Copy all records verbatim.

== Data lines ==

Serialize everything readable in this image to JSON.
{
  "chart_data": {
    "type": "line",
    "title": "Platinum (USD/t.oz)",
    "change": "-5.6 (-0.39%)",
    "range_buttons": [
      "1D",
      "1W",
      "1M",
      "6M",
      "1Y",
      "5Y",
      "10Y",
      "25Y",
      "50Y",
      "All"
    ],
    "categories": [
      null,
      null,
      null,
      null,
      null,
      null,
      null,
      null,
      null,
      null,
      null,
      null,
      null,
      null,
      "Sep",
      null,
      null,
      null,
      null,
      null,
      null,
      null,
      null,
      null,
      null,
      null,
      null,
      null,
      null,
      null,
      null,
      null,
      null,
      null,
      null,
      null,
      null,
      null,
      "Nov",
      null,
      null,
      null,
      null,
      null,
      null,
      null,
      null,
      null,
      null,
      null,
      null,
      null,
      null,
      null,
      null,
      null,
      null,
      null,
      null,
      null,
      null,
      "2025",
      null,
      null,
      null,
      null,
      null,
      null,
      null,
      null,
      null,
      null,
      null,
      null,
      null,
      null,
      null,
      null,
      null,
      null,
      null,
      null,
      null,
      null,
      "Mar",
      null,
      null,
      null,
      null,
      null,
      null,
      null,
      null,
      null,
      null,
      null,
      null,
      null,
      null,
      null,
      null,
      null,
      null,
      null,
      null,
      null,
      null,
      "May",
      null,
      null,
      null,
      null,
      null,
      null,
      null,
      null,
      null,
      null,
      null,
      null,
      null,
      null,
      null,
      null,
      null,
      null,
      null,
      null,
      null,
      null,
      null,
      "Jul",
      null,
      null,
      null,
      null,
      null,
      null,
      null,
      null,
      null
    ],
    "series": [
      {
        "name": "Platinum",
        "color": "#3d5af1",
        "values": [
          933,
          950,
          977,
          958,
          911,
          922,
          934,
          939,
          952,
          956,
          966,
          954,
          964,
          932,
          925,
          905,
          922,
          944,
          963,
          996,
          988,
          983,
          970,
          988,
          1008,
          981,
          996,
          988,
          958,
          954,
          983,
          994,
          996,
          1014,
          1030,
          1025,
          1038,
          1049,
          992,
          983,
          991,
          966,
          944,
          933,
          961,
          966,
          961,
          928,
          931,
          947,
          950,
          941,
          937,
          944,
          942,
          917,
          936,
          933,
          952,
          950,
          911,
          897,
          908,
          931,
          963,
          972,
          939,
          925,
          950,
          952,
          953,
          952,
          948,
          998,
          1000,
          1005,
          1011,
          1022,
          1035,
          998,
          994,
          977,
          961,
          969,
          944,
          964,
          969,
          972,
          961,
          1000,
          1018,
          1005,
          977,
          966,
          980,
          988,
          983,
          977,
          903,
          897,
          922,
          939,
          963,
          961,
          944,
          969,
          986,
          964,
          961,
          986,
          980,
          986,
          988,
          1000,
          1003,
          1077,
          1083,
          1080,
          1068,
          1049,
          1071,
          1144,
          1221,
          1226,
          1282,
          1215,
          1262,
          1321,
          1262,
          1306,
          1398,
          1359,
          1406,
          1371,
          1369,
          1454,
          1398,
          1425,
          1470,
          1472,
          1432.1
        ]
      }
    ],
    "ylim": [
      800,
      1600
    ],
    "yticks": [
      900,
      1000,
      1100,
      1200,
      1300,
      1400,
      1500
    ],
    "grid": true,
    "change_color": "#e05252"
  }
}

===

Result:
Serialize everything readable in this image to JSON.
{
  "chart_data": {
    "type": "line",
    "title": "Platinum (USD/t.oz)",
    "change": "-5.6 (-0.39%)",
    "range_buttons": [
      "1D",
      "1W",
      "1M",
      "6M",
      "1Y",
      "5Y",
      "10Y",
      "25Y",
      "50Y",
      "All"
    ],
    "categories": [
      null,
      null,
      null,
      null,
      null,
      null,
      null,
      null,
      null,
      null,
      null,
      null,
      null,
      null,
      "Sep",
      null,
      null,
      null,
      null,
      null,
      null,
      null,
      null,
      null,
      null,
      null,
      null,
      null,
      null,
      null,
      null,
      null,
      null,
      null,
      null,
      null,
      null,
      null,
      "Nov",
      null,
      null,
      null,
      null,
      null,
      null,
      null,
      null,
      null,
      null,
      null,
      null,
      null,
      null,
      null,
      null,
      null,
      null,
      null,
      null,
      null,
      null,
      "2025",
      null,
      null,
      null,
      null,
      null,
      null,
      null,
      null,
      null,
      null,
      null,
      null,
      null,
      null,
      null,
      null,
      null,
      null,
      null,
      null,
      null,
      null,
      "Mar",
      null,
      null,
      null,
      null,
      null,
      null,
      null,
      null,
      null,
      null,
      null,
      null,
      null,
      null,
      null,
      null,
      null,
      null,
      null,
      null,
      null,
      null,
      "May",
      null,
      null,
      null,
      null,
      null,
      null,
      null,
      null,
      null,
      null,
      null,
      null,
      null,
      null,
      null,
      null,
      null,
      null,
      null,
      null,
      null,
      null,
      null,
      "Jul",
      null,
      null,
      null,
      null,
      null,
      null,
      null,
      null,
      null
    ],
    "series": [
      {
        "name": "Platinum",
        "color": "#3d5af1",
        "values": [
          933,
          950,
          977,
          958,
          911,
          922,
          934,
          939,
          952,
          956,
          966,
          954,
          964,
          932,
          925,
          905,
          922,
          944,
          963,
          996,
          988,
          983,
          970,
          988,
          1008,
          981,
          996,
          988,
          958,
          954,
          983,
          994,
          996,
          1014,
          1030,
          1025,
          1038,
          1049,
          992,
          983,
          991,
          966,
          944,
          933,
          961,
          966,
          961,
          928,
          931,
          947,
          950,
          941,
          937,
          944,
          942,
          917,
          936,
          933,
          952,
          950,
          911,
          897,
          908,
          931,
          963,
          972,
          939,
          925,
          950,
          952,
          953,
          952,
          948,
          998,
          1000,
          1005,
          1011,
          1022,
          1035,
          998,
          994,
          977,
          961,
          969,
          944,
          964,
          969,
          972,
          961,
          1000,
          1018,
          1005,
          977,
          966,
          980,
          988,
          983,
          977,
          903,
          897,
          922,
          939,
          963,
          961,
          944,
          969,
          986,
          964,
          961,
          986,
          980,
          986,
          988,
          1000,
          1003,
          1077,
          1083,
          1080,
          1068,
          1049,
          1071,
          1144,
          1221,
          1226,
          1282,
          1215,
          1262,
          1321,
          1262,
          1306,
          1398,
          1359,
          1406,
          1371,
          1369,
          1454,
          1398,
          1425,
          1470,
          1472,
          1432.1
        ]
      }
    ],
    "ylim": [
      800,
      1600
    ],
    "yticks": [
      900,
      1000,
      1100,
      1200,
      1300,
      1400,
      1500
    ],
    "grid": true,
    "change_color": "#e05252"
  }
}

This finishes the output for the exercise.